Collect every line below that contains the word "title".

§ **Source data**:
+++

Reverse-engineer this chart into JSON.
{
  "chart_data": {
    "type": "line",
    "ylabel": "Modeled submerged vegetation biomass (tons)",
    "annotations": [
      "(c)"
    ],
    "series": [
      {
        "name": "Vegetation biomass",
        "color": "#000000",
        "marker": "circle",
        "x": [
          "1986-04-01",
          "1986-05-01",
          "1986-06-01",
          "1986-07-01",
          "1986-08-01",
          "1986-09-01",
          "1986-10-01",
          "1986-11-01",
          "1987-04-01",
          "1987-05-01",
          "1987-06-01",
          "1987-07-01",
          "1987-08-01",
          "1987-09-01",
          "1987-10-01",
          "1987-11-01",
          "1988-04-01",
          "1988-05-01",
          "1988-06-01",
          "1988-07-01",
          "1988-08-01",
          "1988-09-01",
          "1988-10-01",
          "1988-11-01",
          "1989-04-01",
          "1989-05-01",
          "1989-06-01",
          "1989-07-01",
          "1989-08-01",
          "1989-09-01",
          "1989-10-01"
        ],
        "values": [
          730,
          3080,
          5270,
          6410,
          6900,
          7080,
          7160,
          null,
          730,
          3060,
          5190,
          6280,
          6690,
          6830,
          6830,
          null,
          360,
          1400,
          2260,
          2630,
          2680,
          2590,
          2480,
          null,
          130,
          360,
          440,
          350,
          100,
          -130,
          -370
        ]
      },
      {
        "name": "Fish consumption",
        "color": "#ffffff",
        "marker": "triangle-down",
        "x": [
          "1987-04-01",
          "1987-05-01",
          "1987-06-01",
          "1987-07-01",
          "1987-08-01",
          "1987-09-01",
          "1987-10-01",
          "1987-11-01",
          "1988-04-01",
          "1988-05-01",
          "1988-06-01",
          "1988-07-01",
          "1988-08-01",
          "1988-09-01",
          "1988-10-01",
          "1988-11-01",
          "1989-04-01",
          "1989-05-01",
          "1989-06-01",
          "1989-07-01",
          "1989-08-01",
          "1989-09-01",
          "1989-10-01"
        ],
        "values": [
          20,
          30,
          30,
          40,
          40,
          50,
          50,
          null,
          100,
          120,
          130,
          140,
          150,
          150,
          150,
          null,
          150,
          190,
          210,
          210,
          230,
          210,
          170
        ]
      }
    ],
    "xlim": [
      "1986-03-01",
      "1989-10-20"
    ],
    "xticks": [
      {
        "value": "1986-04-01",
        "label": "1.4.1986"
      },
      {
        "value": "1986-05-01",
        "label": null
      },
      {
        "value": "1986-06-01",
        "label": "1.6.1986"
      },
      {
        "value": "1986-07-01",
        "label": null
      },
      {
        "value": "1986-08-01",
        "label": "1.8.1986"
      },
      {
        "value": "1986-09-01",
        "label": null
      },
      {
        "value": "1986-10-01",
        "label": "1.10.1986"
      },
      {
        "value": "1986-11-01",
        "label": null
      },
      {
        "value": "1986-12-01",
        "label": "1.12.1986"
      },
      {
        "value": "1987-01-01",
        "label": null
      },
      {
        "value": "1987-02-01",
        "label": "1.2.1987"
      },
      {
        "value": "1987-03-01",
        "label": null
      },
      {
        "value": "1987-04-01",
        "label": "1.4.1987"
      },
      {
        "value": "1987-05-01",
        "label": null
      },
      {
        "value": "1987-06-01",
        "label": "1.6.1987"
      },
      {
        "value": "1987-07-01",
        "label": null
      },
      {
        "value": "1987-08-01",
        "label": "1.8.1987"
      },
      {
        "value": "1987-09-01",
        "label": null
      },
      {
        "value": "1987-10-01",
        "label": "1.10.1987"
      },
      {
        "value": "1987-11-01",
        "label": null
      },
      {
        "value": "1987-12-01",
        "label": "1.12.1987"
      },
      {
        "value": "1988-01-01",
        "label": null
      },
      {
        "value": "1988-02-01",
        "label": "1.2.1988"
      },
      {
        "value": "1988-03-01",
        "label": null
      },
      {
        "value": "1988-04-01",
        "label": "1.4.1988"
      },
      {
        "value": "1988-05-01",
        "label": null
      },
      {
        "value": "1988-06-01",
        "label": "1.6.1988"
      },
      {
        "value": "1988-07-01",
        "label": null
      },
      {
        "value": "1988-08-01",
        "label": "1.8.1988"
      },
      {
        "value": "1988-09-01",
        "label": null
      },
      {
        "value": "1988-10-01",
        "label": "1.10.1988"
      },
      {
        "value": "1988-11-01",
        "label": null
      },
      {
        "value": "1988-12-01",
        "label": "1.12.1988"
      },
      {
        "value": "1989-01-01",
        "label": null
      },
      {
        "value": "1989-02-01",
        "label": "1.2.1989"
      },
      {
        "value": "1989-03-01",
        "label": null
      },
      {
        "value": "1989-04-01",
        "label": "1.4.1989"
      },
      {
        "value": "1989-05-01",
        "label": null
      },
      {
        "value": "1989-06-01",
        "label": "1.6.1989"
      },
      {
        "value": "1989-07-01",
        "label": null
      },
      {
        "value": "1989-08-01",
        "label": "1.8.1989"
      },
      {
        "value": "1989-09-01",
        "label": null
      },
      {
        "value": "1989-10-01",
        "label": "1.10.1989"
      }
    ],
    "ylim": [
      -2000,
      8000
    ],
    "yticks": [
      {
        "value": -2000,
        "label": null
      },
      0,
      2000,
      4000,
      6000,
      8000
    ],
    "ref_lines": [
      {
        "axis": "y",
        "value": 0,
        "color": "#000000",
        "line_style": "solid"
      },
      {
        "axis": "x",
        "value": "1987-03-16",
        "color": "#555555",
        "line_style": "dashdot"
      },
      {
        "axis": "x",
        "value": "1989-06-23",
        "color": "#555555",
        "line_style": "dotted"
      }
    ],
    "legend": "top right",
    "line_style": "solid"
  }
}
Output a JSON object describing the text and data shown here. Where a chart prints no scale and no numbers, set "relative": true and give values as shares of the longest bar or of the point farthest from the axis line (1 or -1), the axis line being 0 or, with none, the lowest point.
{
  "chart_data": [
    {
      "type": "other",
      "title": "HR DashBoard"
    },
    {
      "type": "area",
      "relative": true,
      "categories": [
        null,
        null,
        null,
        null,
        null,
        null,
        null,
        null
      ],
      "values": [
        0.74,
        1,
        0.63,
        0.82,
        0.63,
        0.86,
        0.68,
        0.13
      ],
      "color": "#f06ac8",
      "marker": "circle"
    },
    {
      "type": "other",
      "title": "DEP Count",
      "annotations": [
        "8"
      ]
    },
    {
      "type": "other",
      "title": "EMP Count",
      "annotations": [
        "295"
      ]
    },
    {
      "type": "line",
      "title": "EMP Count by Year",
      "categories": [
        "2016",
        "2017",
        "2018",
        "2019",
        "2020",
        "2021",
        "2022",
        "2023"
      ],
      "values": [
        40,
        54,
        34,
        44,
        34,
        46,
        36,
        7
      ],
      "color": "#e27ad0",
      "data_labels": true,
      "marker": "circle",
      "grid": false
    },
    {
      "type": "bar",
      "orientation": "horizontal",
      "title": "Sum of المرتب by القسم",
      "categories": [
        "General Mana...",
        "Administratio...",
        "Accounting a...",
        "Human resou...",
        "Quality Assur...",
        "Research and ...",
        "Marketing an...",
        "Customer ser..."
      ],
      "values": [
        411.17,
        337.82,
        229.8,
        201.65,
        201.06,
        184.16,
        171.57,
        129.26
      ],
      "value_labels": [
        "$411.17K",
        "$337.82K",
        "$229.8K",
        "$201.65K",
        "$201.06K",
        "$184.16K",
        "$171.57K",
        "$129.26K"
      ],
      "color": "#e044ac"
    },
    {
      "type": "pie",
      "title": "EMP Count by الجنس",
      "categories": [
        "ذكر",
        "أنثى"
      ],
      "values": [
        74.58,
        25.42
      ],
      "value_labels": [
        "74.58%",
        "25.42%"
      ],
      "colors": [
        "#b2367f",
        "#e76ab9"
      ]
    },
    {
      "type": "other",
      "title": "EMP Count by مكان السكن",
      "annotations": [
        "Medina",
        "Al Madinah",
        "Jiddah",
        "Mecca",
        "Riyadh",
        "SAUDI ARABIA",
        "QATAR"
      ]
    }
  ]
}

+++

§ **Solution to this exercise**:
      "title": "HR DashBoard"
      "title": "DEP Count",
      "title": "EMP Count",
      "title": "EMP Count by Year",
      "title": "Sum of المرتب by القسم",
      "title": "EMP Count by الجنس",
      "title": "EMP Count by مكان السكن",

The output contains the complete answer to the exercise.